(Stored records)
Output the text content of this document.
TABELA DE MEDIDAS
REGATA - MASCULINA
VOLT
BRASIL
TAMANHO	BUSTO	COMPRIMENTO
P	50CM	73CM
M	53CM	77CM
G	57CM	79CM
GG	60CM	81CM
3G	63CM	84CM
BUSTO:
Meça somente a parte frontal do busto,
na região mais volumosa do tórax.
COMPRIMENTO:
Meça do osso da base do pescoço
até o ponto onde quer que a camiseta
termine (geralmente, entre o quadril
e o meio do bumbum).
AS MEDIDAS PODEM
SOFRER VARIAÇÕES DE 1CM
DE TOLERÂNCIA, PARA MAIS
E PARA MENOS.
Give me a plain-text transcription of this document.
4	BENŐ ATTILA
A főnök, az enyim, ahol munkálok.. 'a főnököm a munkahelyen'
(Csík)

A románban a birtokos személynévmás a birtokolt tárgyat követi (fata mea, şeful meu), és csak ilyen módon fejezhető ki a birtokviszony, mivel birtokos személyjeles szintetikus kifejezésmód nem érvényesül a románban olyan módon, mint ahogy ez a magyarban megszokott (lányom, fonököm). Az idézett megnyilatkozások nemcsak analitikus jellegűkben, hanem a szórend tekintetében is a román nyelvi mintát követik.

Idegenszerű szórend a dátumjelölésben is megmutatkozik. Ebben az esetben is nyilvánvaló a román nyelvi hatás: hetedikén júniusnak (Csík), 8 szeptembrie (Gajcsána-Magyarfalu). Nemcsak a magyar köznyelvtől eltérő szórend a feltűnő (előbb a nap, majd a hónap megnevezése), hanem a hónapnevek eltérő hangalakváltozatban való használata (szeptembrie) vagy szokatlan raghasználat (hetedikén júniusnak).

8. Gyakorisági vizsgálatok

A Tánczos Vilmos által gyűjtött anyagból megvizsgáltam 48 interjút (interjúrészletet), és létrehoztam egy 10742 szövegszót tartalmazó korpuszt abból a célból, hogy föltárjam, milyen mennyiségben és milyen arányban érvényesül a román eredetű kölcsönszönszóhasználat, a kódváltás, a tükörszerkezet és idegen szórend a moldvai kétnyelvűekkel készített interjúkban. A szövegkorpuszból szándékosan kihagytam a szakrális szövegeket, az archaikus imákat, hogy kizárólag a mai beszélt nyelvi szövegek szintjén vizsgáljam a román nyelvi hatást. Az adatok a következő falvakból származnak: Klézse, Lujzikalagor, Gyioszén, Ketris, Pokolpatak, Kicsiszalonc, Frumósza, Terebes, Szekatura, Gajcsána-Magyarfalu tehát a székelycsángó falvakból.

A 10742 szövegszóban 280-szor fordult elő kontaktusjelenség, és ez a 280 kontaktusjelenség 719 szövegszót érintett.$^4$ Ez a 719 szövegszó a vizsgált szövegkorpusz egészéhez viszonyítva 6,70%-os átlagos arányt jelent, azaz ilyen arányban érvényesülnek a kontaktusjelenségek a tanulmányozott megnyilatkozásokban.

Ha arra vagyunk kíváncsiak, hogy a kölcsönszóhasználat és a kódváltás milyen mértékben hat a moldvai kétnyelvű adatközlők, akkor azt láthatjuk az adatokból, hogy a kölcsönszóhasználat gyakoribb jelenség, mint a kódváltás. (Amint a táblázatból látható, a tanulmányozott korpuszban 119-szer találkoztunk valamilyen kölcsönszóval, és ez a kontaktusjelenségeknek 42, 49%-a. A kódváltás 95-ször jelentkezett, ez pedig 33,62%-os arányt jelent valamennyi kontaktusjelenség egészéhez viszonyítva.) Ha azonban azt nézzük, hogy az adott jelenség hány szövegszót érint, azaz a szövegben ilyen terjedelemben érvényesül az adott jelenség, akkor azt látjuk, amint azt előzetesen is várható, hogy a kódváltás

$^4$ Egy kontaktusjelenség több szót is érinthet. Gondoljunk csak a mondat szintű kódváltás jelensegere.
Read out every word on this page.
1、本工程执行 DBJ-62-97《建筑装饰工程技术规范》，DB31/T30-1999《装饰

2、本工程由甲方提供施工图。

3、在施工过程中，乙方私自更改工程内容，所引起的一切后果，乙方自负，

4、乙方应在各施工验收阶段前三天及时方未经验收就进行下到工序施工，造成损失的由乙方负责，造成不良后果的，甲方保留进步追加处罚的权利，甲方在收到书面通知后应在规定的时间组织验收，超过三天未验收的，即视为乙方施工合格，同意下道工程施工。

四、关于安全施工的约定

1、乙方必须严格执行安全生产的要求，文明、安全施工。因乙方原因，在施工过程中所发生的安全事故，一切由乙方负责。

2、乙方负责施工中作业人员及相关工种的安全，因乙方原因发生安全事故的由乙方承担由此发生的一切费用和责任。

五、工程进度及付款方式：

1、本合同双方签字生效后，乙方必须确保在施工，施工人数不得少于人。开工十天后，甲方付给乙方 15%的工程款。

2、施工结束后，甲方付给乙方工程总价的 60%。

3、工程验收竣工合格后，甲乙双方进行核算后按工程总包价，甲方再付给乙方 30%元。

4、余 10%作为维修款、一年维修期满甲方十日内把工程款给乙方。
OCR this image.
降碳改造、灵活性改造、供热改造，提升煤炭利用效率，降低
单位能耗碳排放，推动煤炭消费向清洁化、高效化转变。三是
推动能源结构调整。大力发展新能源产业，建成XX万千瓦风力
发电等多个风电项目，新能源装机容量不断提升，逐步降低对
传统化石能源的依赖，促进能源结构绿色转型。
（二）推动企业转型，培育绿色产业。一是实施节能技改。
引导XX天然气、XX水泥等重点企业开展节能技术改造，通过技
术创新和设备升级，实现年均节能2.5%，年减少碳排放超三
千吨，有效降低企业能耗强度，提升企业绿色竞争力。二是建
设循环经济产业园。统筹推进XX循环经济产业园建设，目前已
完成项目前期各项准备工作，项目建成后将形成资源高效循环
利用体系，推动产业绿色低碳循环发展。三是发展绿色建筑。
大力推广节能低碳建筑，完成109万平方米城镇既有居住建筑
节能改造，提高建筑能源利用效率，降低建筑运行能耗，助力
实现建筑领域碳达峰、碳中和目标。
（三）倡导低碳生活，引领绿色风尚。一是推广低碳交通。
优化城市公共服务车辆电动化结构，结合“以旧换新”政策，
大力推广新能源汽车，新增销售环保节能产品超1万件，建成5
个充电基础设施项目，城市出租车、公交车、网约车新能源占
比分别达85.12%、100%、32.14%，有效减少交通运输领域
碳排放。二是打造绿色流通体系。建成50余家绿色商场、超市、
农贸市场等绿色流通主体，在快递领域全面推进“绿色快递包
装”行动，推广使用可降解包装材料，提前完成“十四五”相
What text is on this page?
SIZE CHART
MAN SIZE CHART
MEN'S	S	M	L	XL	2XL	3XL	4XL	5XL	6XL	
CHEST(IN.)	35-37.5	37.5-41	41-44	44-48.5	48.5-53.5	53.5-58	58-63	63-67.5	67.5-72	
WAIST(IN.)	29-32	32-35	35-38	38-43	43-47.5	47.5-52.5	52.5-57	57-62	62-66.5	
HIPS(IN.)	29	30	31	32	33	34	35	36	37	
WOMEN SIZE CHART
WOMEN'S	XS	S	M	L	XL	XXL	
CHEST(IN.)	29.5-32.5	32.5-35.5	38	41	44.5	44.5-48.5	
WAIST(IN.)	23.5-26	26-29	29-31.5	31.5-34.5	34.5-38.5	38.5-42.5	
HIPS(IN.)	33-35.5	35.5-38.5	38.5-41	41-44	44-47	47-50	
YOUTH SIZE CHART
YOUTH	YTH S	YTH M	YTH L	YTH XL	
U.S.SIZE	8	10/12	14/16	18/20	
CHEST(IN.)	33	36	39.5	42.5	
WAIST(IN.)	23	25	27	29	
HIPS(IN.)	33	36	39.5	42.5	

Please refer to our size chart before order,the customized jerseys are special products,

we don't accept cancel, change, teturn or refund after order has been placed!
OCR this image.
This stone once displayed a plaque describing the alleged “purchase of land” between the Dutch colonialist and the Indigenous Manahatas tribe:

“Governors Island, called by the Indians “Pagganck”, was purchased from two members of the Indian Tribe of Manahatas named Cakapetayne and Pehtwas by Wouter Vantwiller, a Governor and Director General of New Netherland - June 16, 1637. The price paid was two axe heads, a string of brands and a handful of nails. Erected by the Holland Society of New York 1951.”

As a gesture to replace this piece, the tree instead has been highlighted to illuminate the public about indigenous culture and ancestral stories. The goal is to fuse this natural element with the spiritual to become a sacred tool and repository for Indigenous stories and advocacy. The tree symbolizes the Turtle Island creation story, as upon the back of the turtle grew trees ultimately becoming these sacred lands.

• **Instructions to follow**
Write out every line from the entries where "szórend" appears.

• **Final result**
A románban a birtokos személynévmás a birtokolt tárgyat követi (fata mea, şeful meu), és csak ilyen módon fejezhető ki a birtokviszony, mivel birtokos személyjeles szintetikus kifejezésmód nem érvényesül a románban olyan módon, mint ahogy ez a magyarban megszokott (lányom, fonököm). Az idézett megnyilatkozások nemcsak analitikus jellegűkben, hanem a szórend tekintetében is a román nyelvi mintát követik.
Idegenszerű szórend a dátumjelölésben is megmutatkozik. Ebben az esetben is nyilvánvaló a román nyelvi hatás: hetedikén júniusnak (Csík), 8 szeptembrie (Gajcsána-Magyarfalu). Nemcsak a magyar köznyelvtől eltérő szórend a feltűnő (előbb a nap, majd a hónap megnevezése), hanem a hónapnevek eltérő hangalakváltozatban való használata (szeptembrie) vagy szokatlan raghasználat (hetedikén júniusnak).
A Tánczos Vilmos által gyűjtött anyagból megvizsgáltam 48 interjút (interjúrészletet), és létrehoztam egy 10742 szövegszót tartalmazó korpuszt abból a célból, hogy föltárjam, milyen mennyiségben és milyen arányban érvényesül a román eredetű kölcsönszönszóhasználat, a kódváltás, a tükörszerkezet és idegen szórend a moldvai kétnyelvűekkel készített interjúkban. A szövegkorpuszból szándékosan kihagytam a szakrális szövegeket, az archaikus imákat, hogy kizárólag a mai beszélt nyelvi szövegek szintjén vizsgáljam a román nyelvi hatást. Az adatok a következő falvakból származnak: Klézse, Lujzikalagor, Gyioszén, Ketris, Pokolpatak, Kicsiszalonc, Frumósza, Terebes, Szekatura, Gajcsána-Magyarfalu tehát a székelycsángó falvakból.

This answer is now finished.